Exercise goal: Retype the listing below exactly, pictures removed.

Dataset content:
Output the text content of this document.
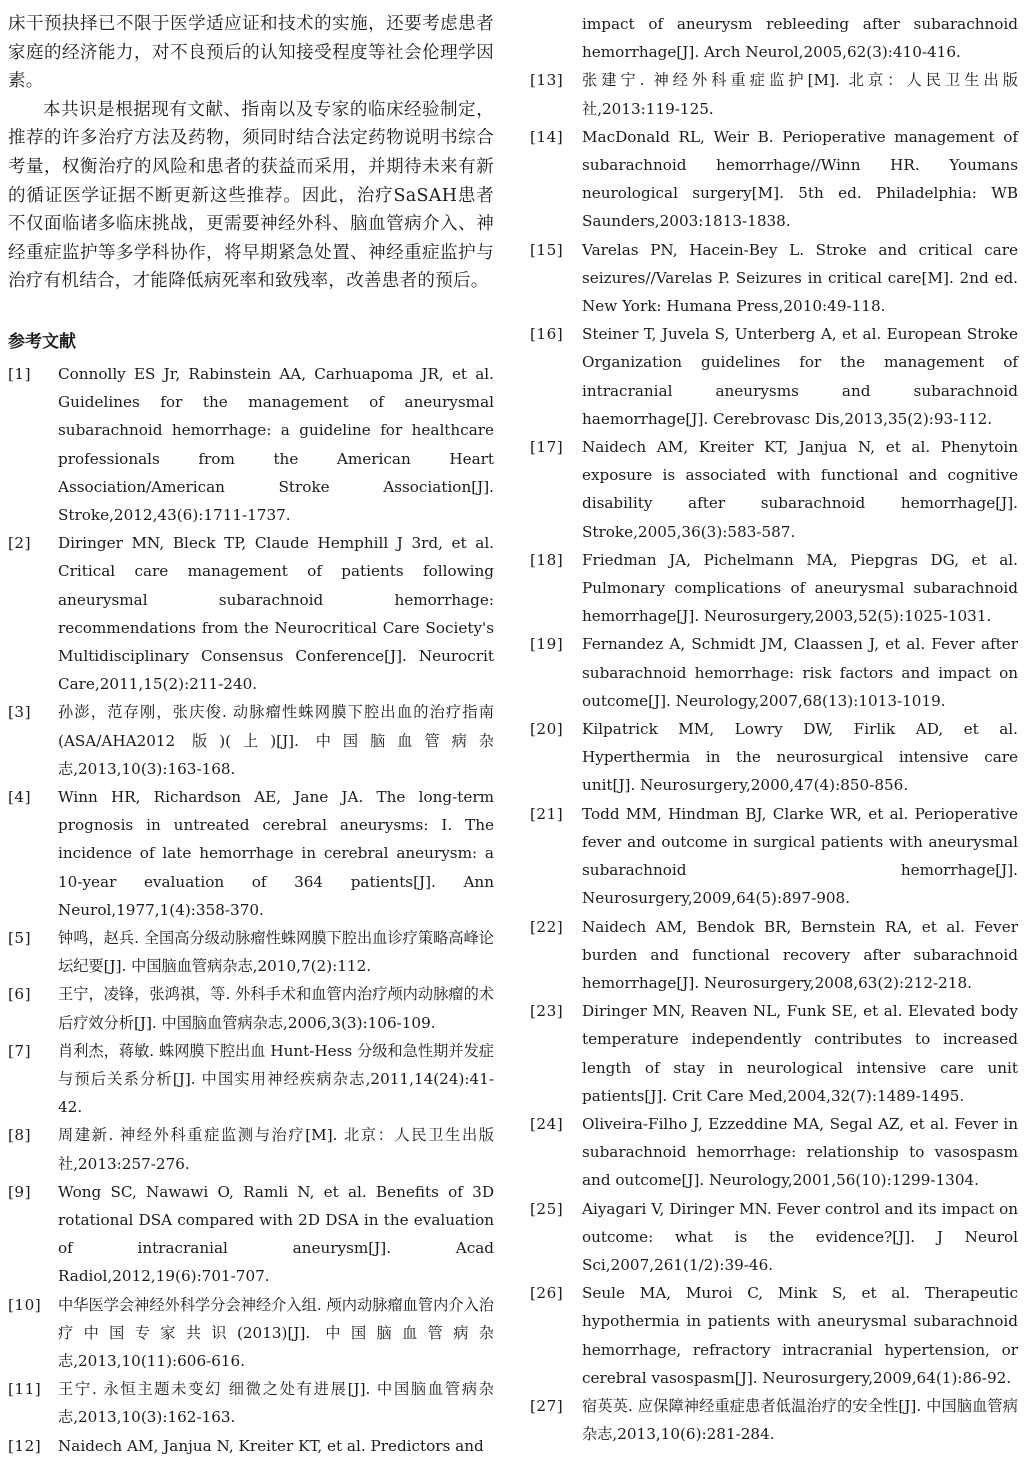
床干预抉择已不限于医学适应证和技术的实施，还要考虑患者家庭的经济能力，对不良预后的认知接受程度等社会伦理学因素。

本共识是根据现有文献、指南以及专家的临床经验制定，推荐的许多治疗方法及药物，须同时结合法定药物说明书综合考量，权衡治疗的风险和患者的获益而采用，并期待未来有新的循证医学证据不断更新这些推荐。因此，治疗SaSAH患者不仅面临诸多临床挑战，更需要神经外科、脑血管病介入、神经重症监护等多学科协作，将早期紧急处置、神经重症监护与治疗有机结合，才能降低病死率和致残率，改善患者的预后。

参考文献
[1]	Connolly ES Jr, Rabinstein AA, Carhuapoma JR, et al. Guidelines for the management of aneurysmal subarachnoid hemorrhage: a guideline for healthcare professionals from the American Heart Association/American Stroke Association[J]. Stroke,2012,43(6):1711-1737.
[2]	Diringer MN, Bleck TP, Claude Hemphill J 3rd, et al. Critical care management of patients following aneurysmal subarachnoid hemorrhage: recommendations from the Neurocritical Care Society's Multidisciplinary Consensus Conference[J]. Neurocrit Care,2011,15(2):211-240.
[3]	孙澎，范存刚，张庆俊. 动脉瘤性蛛网膜下腔出血的治疗指南(ASA/AHA2012 版)(上)[J]. 中国脑血管病杂志,2013,10(3):163-168.
[4]	Winn HR, Richardson AE, Jane JA. The long-term prognosis in untreated cerebral aneurysms: I. The incidence of late hemorrhage in cerebral aneurysm: a 10-year evaluation of 364 patients[J]. Ann Neurol,1977,1(4):358-370.
[5]	钟鸣，赵兵. 全国高分级动脉瘤性蛛网膜下腔出血诊疗策略高峰论坛纪要[J]. 中国脑血管病杂志,2010,7(2):112.
[6]	王宁，凌锋，张鸿祺，等. 外科手术和血管内治疗颅内动脉瘤的术后疗效分析[J]. 中国脑血管病杂志,2006,3(3):106-109.
[7]	肖利杰，蒋敏. 蛛网膜下腔出血 Hunt-Hess 分级和急性期并发症与预后关系分析[J]. 中国实用神经疾病杂志,2011,14(24):41-42.
[8]	周建新. 神经外科重症监测与治疗[M]. 北京：人民卫生出版社,2013:257-276.
[9]	Wong SC, Nawawi O, Ramli N, et al. Benefits of 3D rotational DSA compared with 2D DSA in the evaluation of intracranial aneurysm[J]. Acad Radiol,2012,19(6):701-707.
[10]	中华医学会神经外科学分会神经介入组. 颅内动脉瘤血管内介入治疗中国专家共识(2013)[J]. 中国脑血管病杂志,2013,10(11):606-616.
[11]	王宁. 永恒主题未变幻 细微之处有进展[J]. 中国脑血管病杂志,2013,10(3):162-163.
[12]	Naidech AM, Janjua N, Kreiter KT, et al. Predictors and
impact of aneurysm rebleeding after subarachnoid hemorrhage[J]. Arch Neurol,2005,62(3):410-416.
[13]	张建宁. 神经外科重症监护[M]. 北京：人民卫生出版社,2013:119-125.
[14]	MacDonald RL, Weir B. Perioperative management of subarachnoid hemorrhage//Winn HR. Youmans neurological surgery[M]. 5th ed. Philadelphia: WB Saunders,2003:1813-1838.
[15]	Varelas PN, Hacein-Bey L. Stroke and critical care seizures//Varelas P. Seizures in critical care[M]. 2nd ed. New York: Humana Press,2010:49-118.
[16]	Steiner T, Juvela S, Unterberg A, et al. European Stroke Organization guidelines for the management of intracranial aneurysms and subarachnoid haemorrhage[J]. Cerebrovasc Dis,2013,35(2):93-112.
[17]	Naidech AM, Kreiter KT, Janjua N, et al. Phenytoin exposure is associated with functional and cognitive disability after subarachnoid hemorrhage[J]. Stroke,2005,36(3):583-587.
[18]	Friedman JA, Pichelmann MA, Piepgras DG, et al. Pulmonary complications of aneurysmal subarachnoid hemorrhage[J]. Neurosurgery,2003,52(5):1025-1031.
[19]	Fernandez A, Schmidt JM, Claassen J, et al. Fever after subarachnoid hemorrhage: risk factors and impact on outcome[J]. Neurology,2007,68(13):1013-1019.
[20]	Kilpatrick MM, Lowry DW, Firlik AD, et al. Hyperthermia in the neurosurgical intensive care unit[J]. Neurosurgery,2000,47(4):850-856.
[21]	Todd MM, Hindman BJ, Clarke WR, et al. Perioperative fever and outcome in surgical patients with aneurysmal subarachnoid hemorrhage[J]. Neurosurgery,2009,64(5):897-908.
[22]	Naidech AM, Bendok BR, Bernstein RA, et al. Fever burden and functional recovery after subarachnoid hemorrhage[J]. Neurosurgery,2008,63(2):212-218.
[23]	Diringer MN, Reaven NL, Funk SE, et al. Elevated body temperature independently contributes to increased length of stay in neurological intensive care unit patients[J]. Crit Care Med,2004,32(7):1489-1495.
[24]	Oliveira-Filho J, Ezzeddine MA, Segal AZ, et al. Fever in subarachnoid hemorrhage: relationship to vasospasm and outcome[J]. Neurology,2001,56(10):1299-1304.
[25]	Aiyagari V, Diringer MN. Fever control and its impact on outcome: what is the evidence?[J]. J Neurol Sci,2007,261(1/2):39-46.
[26]	Seule MA, Muroi C, Mink S, et al. Therapeutic hypothermia in patients with aneurysmal subarachnoid hemorrhage, refractory intracranial hypertension, or cerebral vasospasm[J]. Neurosurgery,2009,64(1):86-92.
[27]	宿英英. 应保障神经重症患者低温治疗的安全性[J]. 中国脑血管病杂志,2013,10(6):281-284.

Exercise output:
Output the text content of this document.
床干预抉择已不限于医学适应证和技术的实施，还要考虑患者家庭的经济能力，对不良预后的认知接受程度等社会伦理学因素。

本共识是根据现有文献、指南以及专家的临床经验制定，推荐的许多治疗方法及药物，须同时结合法定药物说明书综合考量，权衡治疗的风险和患者的获益而采用，并期待未来有新的循证医学证据不断更新这些推荐。因此，治疗SaSAH患者不仅面临诸多临床挑战，更需要神经外科、脑血管病介入、神经重症监护等多学科协作，将早期紧急处置、神经重症监护与治疗有机结合，才能降低病死率和致残率，改善患者的预后。

参考文献
[1]	Connolly ES Jr, Rabinstein AA, Carhuapoma JR, et al. Guidelines for the management of aneurysmal subarachnoid hemorrhage: a guideline for healthcare professionals from the American Heart Association/American Stroke Association[J]. Stroke,2012,43(6):1711-1737.
[2]	Diringer MN, Bleck TP, Claude Hemphill J 3rd, et al. Critical care management of patients following aneurysmal subarachnoid hemorrhage: recommendations from the Neurocritical Care Society's Multidisciplinary Consensus Conference[J]. Neurocrit Care,2011,15(2):211-240.
[3]	孙澎，范存刚，张庆俊. 动脉瘤性蛛网膜下腔出血的治疗指南(ASA/AHA2012 版)(上)[J]. 中国脑血管病杂志,2013,10(3):163-168.
[4]	Winn HR, Richardson AE, Jane JA. The long-term prognosis in untreated cerebral aneurysms: I. The incidence of late hemorrhage in cerebral aneurysm: a 10-year evaluation of 364 patients[J]. Ann Neurol,1977,1(4):358-370.
[5]	钟鸣，赵兵. 全国高分级动脉瘤性蛛网膜下腔出血诊疗策略高峰论坛纪要[J]. 中国脑血管病杂志,2010,7(2):112.
[6]	王宁，凌锋，张鸿祺，等. 外科手术和血管内治疗颅内动脉瘤的术后疗效分析[J]. 中国脑血管病杂志,2006,3(3):106-109.
[7]	肖利杰，蒋敏. 蛛网膜下腔出血 Hunt-Hess 分级和急性期并发症与预后关系分析[J]. 中国实用神经疾病杂志,2011,14(24):41-42.
[8]	周建新. 神经外科重症监测与治疗[M]. 北京：人民卫生出版社,2013:257-276.
[9]	Wong SC, Nawawi O, Ramli N, et al. Benefits of 3D rotational DSA compared with 2D DSA in the evaluation of intracranial aneurysm[J]. Acad Radiol,2012,19(6):701-707.
[10]	中华医学会神经外科学分会神经介入组. 颅内动脉瘤血管内介入治疗中国专家共识(2013)[J]. 中国脑血管病杂志,2013,10(11):606-616.
[11]	王宁. 永恒主题未变幻 细微之处有进展[J]. 中国脑血管病杂志,2013,10(3):162-163.
[12]	Naidech AM, Janjua N, Kreiter KT, et al. Predictors and
impact of aneurysm rebleeding after subarachnoid hemorrhage[J]. Arch Neurol,2005,62(3):410-416.
[13]	张建宁. 神经外科重症监护[M]. 北京：人民卫生出版社,2013:119-125.
[14]	MacDonald RL, Weir B. Perioperative management of subarachnoid hemorrhage//Winn HR. Youmans neurological surgery[M]. 5th ed. Philadelphia: WB Saunders,2003:1813-1838.
[15]	Varelas PN, Hacein-Bey L. Stroke and critical care seizures//Varelas P. Seizures in critical care[M]. 2nd ed. New York: Humana Press,2010:49-118.
[16]	Steiner T, Juvela S, Unterberg A, et al. European Stroke Organization guidelines for the management of intracranial aneurysms and subarachnoid haemorrhage[J]. Cerebrovasc Dis,2013,35(2):93-112.
[17]	Naidech AM, Kreiter KT, Janjua N, et al. Phenytoin exposure is associated with functional and cognitive disability after subarachnoid hemorrhage[J]. Stroke,2005,36(3):583-587.
[18]	Friedman JA, Pichelmann MA, Piepgras DG, et al. Pulmonary complications of aneurysmal subarachnoid hemorrhage[J]. Neurosurgery,2003,52(5):1025-1031.
[19]	Fernandez A, Schmidt JM, Claassen J, et al. Fever after subarachnoid hemorrhage: risk factors and impact on outcome[J]. Neurology,2007,68(13):1013-1019.
[20]	Kilpatrick MM, Lowry DW, Firlik AD, et al. Hyperthermia in the neurosurgical intensive care unit[J]. Neurosurgery,2000,47(4):850-856.
[21]	Todd MM, Hindman BJ, Clarke WR, et al. Perioperative fever and outcome in surgical patients with aneurysmal subarachnoid hemorrhage[J]. Neurosurgery,2009,64(5):897-908.
[22]	Naidech AM, Bendok BR, Bernstein RA, et al. Fever burden and functional recovery after subarachnoid hemorrhage[J]. Neurosurgery,2008,63(2):212-218.
[23]	Diringer MN, Reaven NL, Funk SE, et al. Elevated body temperature independently contributes to increased length of stay in neurological intensive care unit patients[J]. Crit Care Med,2004,32(7):1489-1495.
[24]	Oliveira-Filho J, Ezzeddine MA, Segal AZ, et al. Fever in subarachnoid hemorrhage: relationship to vasospasm and outcome[J]. Neurology,2001,56(10):1299-1304.
[25]	Aiyagari V, Diringer MN. Fever control and its impact on outcome: what is the evidence?[J]. J Neurol Sci,2007,261(1/2):39-46.
[26]	Seule MA, Muroi C, Mink S, et al. Therapeutic hypothermia in patients with aneurysmal subarachnoid hemorrhage, refractory intracranial hypertension, or cerebral vasospasm[J]. Neurosurgery,2009,64(1):86-92.
[27]	宿英英. 应保障神经重症患者低温治疗的安全性[J]. 中国脑血管病杂志,2013,10(6):281-284.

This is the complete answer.